■ Figure contents as structured data ■
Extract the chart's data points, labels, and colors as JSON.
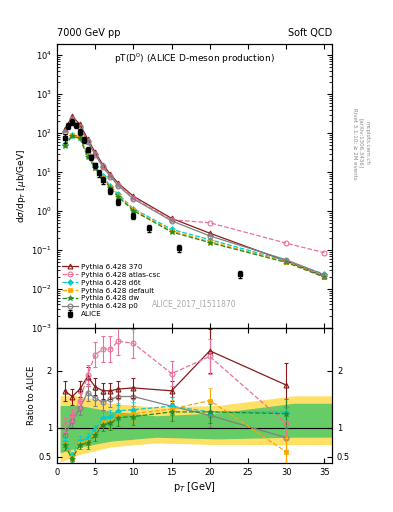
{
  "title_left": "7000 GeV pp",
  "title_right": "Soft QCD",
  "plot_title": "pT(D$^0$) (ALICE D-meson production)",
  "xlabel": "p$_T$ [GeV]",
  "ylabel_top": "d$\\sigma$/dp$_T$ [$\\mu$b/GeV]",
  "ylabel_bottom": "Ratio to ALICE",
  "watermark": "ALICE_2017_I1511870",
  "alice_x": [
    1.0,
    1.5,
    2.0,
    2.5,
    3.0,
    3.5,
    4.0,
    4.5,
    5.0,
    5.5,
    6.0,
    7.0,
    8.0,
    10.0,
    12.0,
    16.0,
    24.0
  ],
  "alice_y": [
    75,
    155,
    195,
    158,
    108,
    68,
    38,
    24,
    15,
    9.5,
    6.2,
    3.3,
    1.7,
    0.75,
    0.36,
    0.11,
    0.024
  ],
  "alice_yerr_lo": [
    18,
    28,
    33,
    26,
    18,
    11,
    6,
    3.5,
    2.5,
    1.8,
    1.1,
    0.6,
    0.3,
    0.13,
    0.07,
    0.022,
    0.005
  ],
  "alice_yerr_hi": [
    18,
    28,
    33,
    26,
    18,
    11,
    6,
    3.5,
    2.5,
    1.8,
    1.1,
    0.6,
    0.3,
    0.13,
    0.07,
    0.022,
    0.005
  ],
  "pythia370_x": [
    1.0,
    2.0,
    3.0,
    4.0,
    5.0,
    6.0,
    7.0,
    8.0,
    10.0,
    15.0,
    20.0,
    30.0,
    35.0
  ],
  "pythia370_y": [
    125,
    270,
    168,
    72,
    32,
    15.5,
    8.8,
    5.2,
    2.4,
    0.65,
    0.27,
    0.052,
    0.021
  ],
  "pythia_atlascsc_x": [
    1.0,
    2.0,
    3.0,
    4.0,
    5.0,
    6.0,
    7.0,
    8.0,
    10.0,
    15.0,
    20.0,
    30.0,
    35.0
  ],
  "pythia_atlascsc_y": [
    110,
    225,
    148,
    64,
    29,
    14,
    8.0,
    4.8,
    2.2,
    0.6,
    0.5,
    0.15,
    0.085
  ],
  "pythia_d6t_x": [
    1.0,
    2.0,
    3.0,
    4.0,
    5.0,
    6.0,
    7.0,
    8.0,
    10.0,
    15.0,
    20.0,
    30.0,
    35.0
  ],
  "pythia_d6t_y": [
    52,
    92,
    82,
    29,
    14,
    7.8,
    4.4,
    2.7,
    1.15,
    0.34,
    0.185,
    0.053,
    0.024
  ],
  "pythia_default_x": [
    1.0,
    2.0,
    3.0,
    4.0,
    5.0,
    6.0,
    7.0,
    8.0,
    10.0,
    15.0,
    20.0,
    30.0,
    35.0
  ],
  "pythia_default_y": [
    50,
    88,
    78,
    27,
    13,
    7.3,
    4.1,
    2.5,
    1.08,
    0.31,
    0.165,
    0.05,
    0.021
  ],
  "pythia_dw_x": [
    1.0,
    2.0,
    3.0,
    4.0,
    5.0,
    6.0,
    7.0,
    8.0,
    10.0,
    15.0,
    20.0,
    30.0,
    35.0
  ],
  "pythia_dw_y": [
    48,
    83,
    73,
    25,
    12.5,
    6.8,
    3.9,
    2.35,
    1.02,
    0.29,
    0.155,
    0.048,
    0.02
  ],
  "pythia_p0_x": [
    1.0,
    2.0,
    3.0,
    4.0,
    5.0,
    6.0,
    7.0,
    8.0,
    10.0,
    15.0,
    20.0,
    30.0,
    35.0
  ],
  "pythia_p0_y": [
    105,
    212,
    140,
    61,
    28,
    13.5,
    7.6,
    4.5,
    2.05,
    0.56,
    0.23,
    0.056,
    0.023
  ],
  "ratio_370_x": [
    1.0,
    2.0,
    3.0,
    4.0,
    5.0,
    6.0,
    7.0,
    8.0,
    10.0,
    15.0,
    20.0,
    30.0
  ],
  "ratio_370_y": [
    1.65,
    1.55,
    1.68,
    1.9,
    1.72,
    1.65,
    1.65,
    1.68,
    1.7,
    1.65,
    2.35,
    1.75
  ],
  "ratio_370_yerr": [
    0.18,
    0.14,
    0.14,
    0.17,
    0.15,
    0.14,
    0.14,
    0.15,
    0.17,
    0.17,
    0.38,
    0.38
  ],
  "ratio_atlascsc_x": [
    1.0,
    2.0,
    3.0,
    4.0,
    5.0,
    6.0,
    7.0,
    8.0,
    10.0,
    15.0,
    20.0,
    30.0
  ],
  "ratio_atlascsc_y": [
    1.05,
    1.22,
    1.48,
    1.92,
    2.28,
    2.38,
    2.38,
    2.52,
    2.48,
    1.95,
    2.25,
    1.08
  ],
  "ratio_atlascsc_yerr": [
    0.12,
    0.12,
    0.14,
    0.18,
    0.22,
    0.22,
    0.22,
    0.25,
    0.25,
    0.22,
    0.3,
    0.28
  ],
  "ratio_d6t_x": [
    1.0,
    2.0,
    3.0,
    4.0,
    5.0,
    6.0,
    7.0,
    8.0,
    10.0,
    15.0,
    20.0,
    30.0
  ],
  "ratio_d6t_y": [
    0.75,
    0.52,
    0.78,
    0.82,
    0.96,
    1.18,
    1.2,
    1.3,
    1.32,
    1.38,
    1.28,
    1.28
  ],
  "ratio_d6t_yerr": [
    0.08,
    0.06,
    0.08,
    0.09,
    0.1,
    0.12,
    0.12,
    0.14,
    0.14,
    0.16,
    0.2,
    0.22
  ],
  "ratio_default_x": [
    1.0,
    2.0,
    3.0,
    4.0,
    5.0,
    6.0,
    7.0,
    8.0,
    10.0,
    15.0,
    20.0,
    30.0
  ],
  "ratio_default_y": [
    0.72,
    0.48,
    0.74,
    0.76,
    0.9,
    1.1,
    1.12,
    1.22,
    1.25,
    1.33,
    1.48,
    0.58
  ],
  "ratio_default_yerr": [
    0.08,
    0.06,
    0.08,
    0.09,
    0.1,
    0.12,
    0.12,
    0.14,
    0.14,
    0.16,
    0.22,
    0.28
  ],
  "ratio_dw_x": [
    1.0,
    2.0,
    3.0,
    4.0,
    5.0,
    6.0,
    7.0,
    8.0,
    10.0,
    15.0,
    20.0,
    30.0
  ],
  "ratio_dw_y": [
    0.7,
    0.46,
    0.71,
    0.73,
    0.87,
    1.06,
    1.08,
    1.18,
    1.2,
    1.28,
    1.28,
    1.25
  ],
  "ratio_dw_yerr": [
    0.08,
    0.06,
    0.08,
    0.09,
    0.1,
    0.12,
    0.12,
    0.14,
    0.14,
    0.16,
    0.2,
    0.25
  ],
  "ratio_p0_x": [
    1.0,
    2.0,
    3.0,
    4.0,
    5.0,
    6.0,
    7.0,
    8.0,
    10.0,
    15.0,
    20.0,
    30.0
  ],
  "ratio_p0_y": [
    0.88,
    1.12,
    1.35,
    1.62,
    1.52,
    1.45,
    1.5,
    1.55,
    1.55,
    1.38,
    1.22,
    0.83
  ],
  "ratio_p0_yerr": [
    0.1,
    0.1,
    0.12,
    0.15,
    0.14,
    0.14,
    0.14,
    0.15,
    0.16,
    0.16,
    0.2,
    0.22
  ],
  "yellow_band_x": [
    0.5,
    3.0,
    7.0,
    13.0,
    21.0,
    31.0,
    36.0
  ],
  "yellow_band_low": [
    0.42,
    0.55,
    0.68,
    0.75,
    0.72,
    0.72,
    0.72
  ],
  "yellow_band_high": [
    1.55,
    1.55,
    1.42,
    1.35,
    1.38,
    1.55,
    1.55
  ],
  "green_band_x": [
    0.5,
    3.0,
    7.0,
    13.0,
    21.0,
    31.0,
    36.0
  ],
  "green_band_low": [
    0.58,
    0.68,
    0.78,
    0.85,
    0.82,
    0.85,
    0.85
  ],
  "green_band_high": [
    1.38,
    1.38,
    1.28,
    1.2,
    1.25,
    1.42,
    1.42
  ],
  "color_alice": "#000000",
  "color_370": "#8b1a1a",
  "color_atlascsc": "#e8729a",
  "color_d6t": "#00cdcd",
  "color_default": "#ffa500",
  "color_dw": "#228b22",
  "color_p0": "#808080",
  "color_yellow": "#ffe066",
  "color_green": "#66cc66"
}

...

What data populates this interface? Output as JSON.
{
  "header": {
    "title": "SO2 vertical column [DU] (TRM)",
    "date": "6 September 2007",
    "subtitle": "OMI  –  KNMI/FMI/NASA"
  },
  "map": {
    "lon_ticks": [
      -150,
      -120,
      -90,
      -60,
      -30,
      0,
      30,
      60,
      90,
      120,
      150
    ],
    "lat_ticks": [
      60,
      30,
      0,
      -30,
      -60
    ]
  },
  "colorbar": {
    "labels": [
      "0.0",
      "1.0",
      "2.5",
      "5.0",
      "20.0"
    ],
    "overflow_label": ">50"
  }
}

...

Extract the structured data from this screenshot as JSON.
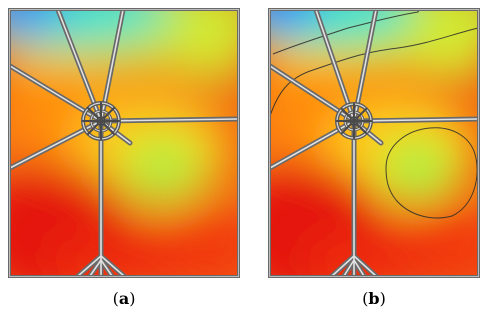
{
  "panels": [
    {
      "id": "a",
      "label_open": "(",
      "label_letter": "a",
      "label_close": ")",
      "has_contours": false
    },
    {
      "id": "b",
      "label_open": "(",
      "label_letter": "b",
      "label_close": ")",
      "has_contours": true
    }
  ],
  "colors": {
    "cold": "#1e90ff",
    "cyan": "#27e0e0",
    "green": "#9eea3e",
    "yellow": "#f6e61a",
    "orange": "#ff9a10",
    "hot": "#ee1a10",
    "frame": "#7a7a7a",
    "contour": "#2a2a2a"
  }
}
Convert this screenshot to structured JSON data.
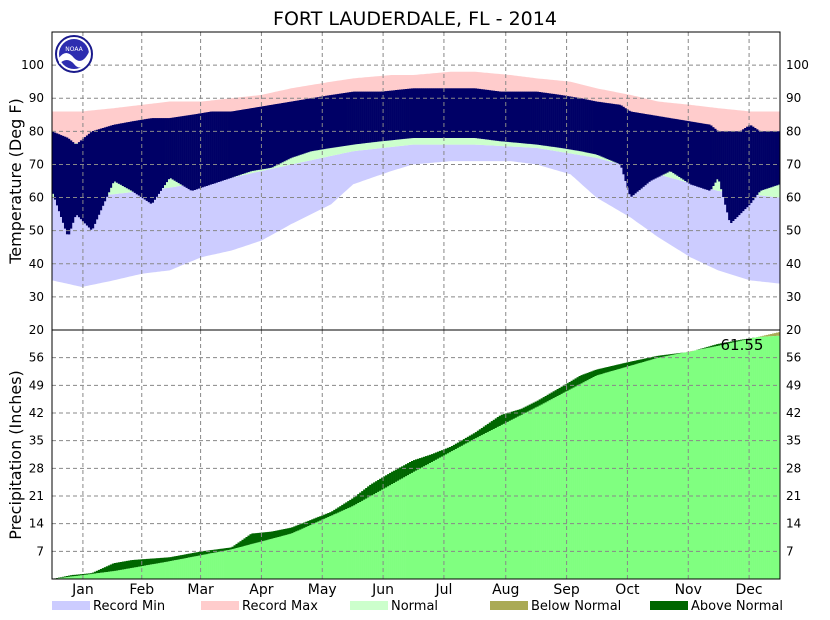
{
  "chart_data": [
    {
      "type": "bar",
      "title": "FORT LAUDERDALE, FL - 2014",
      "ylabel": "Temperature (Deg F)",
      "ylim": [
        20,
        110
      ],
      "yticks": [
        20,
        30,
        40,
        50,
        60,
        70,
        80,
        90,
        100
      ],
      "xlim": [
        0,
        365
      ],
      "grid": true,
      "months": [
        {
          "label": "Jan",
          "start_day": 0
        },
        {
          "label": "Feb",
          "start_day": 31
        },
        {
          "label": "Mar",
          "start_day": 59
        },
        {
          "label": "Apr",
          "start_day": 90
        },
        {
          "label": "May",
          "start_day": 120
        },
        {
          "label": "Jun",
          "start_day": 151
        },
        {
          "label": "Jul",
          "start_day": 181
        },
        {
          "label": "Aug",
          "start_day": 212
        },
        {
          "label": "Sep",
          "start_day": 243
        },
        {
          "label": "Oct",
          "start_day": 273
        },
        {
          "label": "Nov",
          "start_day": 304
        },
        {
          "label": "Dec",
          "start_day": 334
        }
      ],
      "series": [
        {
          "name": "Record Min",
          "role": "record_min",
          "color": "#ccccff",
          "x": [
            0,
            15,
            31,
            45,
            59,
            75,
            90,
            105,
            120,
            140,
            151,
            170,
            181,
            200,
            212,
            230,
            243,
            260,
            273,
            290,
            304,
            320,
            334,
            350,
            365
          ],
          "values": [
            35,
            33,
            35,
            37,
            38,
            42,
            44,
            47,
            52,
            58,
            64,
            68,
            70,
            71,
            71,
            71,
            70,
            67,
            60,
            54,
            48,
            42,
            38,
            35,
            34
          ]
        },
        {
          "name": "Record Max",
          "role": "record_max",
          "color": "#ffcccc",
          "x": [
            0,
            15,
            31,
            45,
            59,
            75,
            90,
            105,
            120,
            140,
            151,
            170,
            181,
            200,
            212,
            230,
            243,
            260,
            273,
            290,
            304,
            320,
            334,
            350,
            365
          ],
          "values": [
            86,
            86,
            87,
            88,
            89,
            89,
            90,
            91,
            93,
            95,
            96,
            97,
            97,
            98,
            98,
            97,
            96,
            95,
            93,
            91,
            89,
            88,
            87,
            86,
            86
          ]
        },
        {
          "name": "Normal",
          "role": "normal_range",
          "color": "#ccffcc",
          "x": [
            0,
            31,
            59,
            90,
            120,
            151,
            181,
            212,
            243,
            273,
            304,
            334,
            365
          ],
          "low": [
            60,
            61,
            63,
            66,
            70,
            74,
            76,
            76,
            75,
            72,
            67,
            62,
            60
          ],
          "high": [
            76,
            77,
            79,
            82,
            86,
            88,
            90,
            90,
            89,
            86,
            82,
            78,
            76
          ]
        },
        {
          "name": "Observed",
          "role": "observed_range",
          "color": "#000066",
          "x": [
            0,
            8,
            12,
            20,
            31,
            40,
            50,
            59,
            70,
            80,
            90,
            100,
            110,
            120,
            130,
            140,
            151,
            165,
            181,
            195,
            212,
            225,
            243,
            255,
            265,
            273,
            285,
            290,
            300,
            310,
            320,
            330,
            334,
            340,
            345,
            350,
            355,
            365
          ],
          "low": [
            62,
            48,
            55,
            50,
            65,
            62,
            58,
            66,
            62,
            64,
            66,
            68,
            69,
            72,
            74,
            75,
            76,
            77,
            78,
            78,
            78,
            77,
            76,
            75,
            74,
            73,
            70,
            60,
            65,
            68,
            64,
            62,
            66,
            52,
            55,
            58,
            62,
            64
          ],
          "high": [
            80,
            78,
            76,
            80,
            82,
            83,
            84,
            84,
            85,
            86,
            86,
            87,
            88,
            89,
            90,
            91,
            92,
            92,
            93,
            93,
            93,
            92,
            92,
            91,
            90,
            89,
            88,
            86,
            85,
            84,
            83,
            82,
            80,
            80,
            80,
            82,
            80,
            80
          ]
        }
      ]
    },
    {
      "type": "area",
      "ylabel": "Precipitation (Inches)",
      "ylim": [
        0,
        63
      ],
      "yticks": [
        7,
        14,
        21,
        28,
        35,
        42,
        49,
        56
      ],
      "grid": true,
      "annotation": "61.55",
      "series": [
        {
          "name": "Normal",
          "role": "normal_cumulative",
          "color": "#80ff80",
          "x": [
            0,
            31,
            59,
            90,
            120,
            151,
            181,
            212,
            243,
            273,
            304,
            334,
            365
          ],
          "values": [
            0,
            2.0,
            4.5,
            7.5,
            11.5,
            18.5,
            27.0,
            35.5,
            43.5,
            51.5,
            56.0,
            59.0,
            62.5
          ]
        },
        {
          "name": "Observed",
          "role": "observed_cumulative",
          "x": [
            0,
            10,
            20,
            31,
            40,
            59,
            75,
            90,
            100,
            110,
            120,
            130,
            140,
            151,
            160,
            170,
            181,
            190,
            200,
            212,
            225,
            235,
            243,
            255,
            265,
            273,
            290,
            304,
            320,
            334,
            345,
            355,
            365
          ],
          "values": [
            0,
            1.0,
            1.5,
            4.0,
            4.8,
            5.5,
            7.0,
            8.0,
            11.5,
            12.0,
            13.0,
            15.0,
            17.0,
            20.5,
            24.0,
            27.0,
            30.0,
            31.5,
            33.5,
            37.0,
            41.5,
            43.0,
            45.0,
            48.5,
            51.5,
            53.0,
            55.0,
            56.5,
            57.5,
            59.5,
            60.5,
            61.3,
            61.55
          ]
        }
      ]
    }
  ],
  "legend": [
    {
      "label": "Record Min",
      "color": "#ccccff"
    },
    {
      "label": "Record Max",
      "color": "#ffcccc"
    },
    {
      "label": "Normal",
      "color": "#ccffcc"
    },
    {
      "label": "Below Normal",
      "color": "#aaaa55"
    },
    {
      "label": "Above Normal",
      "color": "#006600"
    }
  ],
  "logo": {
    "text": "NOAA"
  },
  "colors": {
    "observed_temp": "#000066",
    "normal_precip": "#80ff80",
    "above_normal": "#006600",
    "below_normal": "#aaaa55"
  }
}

■ WHAT THE TASK REQUIRES ■
Find every line holding the word "role"; give their count and nothing else.

■ RESULT FOR THIS EXERCISE ■
6